What the exercise asks:
Count how many lines hold the string "Dalarnas", and give only that number.

### Provided entries

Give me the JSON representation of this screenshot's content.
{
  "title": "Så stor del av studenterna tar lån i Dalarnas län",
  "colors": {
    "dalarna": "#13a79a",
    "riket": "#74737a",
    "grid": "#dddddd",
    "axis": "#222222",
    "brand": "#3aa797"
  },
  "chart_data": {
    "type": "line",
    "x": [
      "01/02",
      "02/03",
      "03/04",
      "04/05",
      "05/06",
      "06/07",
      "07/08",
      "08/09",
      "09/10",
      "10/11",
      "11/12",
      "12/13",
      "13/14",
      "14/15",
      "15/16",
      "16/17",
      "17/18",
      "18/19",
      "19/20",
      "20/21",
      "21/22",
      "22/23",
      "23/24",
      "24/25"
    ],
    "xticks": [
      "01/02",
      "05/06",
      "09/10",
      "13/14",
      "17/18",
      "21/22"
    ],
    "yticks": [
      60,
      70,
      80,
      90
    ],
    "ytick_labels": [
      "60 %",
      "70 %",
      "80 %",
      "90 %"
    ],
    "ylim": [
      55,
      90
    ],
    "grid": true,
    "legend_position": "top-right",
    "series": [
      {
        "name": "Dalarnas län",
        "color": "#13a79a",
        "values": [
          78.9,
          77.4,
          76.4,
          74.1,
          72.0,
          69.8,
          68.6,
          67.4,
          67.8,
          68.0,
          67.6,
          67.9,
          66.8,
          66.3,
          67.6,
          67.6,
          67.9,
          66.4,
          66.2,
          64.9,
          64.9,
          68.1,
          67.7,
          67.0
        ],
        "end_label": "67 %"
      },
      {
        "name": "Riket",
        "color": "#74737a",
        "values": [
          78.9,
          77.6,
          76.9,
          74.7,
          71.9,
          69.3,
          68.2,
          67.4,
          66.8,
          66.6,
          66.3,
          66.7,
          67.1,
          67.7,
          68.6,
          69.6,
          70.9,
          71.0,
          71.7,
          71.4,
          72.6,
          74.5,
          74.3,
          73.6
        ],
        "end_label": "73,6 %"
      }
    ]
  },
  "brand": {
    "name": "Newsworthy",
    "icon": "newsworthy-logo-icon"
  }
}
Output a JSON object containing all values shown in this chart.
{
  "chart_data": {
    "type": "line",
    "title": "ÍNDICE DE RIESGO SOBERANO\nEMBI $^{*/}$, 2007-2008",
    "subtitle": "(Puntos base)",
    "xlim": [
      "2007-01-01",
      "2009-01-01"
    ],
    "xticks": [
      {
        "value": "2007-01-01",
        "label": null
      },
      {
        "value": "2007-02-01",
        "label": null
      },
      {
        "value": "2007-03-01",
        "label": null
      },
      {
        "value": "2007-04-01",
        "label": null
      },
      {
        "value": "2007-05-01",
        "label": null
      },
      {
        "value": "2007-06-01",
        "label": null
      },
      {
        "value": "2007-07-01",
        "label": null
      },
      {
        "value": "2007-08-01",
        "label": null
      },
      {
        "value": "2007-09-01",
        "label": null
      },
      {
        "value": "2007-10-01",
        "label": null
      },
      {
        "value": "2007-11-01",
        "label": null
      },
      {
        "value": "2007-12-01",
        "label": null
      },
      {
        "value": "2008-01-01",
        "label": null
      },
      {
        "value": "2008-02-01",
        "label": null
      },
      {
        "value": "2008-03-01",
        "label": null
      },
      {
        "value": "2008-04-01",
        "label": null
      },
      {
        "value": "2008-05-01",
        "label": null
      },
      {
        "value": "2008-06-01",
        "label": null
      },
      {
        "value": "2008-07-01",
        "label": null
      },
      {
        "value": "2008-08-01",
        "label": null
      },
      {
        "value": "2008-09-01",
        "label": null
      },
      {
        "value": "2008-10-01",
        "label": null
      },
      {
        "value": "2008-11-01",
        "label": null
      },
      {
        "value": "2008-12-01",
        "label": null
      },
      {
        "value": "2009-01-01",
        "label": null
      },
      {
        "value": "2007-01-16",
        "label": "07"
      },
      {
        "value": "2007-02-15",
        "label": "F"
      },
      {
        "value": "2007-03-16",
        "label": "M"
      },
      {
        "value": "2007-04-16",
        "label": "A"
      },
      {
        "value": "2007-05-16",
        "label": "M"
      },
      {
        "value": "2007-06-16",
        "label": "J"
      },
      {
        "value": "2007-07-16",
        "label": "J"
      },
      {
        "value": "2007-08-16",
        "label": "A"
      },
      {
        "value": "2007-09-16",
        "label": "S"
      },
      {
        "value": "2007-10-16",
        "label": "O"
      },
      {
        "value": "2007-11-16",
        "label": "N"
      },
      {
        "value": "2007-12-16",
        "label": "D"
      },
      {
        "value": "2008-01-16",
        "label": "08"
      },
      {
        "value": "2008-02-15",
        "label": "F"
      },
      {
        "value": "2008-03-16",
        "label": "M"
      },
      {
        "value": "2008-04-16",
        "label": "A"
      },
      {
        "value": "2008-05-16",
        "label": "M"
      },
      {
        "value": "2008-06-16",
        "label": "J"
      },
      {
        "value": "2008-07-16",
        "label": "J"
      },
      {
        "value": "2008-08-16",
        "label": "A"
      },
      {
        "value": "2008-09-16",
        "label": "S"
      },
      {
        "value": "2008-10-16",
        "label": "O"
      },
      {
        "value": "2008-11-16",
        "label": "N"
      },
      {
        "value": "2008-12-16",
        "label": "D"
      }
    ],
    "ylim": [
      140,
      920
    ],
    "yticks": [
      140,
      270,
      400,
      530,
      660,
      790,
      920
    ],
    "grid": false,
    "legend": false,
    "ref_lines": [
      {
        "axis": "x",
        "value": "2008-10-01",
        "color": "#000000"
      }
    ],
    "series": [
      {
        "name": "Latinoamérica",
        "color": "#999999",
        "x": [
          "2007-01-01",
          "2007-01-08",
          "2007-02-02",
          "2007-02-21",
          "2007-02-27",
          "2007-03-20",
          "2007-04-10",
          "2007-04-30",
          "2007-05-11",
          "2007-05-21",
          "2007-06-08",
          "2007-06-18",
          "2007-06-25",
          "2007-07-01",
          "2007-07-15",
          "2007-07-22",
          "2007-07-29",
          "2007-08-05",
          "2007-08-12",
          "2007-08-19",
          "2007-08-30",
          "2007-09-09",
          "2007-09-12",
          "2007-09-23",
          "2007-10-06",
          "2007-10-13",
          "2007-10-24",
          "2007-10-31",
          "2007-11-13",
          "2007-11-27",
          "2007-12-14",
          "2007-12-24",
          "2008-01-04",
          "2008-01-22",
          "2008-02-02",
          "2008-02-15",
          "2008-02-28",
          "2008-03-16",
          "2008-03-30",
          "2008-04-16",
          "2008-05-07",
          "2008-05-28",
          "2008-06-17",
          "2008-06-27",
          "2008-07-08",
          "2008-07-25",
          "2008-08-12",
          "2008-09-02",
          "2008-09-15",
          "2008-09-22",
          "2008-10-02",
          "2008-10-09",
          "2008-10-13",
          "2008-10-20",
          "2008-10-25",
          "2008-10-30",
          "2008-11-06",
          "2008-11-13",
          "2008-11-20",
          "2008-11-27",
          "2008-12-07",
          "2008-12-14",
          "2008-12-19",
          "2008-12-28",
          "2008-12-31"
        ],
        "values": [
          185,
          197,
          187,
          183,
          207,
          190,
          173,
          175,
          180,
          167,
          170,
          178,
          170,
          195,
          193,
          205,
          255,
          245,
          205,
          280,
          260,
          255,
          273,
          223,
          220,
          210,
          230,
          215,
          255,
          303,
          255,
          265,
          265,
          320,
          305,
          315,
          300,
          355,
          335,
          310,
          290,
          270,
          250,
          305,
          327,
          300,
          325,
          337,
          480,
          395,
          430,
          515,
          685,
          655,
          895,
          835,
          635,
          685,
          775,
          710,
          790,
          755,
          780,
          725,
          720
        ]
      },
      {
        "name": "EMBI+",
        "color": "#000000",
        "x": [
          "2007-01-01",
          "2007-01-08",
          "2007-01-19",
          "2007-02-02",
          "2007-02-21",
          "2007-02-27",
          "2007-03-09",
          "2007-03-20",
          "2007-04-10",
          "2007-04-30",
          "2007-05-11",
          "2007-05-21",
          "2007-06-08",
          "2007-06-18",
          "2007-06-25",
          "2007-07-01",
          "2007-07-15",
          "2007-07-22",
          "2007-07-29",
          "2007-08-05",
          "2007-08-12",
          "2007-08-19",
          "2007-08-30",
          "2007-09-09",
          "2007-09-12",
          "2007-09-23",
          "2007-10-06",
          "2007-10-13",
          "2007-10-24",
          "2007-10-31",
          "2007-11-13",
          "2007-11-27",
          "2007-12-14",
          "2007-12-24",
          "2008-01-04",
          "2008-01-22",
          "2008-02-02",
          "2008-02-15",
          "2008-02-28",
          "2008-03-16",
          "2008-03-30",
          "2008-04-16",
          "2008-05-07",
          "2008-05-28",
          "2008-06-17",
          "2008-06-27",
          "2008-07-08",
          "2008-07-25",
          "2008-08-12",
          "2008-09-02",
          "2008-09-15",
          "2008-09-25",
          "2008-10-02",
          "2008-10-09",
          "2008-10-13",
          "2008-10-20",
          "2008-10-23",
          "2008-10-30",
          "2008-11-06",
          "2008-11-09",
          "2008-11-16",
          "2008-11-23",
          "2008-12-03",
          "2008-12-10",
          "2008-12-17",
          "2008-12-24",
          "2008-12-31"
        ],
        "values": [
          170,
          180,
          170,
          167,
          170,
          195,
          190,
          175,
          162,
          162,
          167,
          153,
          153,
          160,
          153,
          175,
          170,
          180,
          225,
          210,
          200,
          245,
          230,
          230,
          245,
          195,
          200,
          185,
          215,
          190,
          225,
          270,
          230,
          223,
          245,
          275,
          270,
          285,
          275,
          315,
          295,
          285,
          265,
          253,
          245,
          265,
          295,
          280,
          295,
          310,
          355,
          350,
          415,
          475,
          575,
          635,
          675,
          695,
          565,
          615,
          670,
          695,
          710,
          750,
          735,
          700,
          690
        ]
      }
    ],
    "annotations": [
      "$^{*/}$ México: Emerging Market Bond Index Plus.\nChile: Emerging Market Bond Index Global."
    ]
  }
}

######

Answer for the task:
2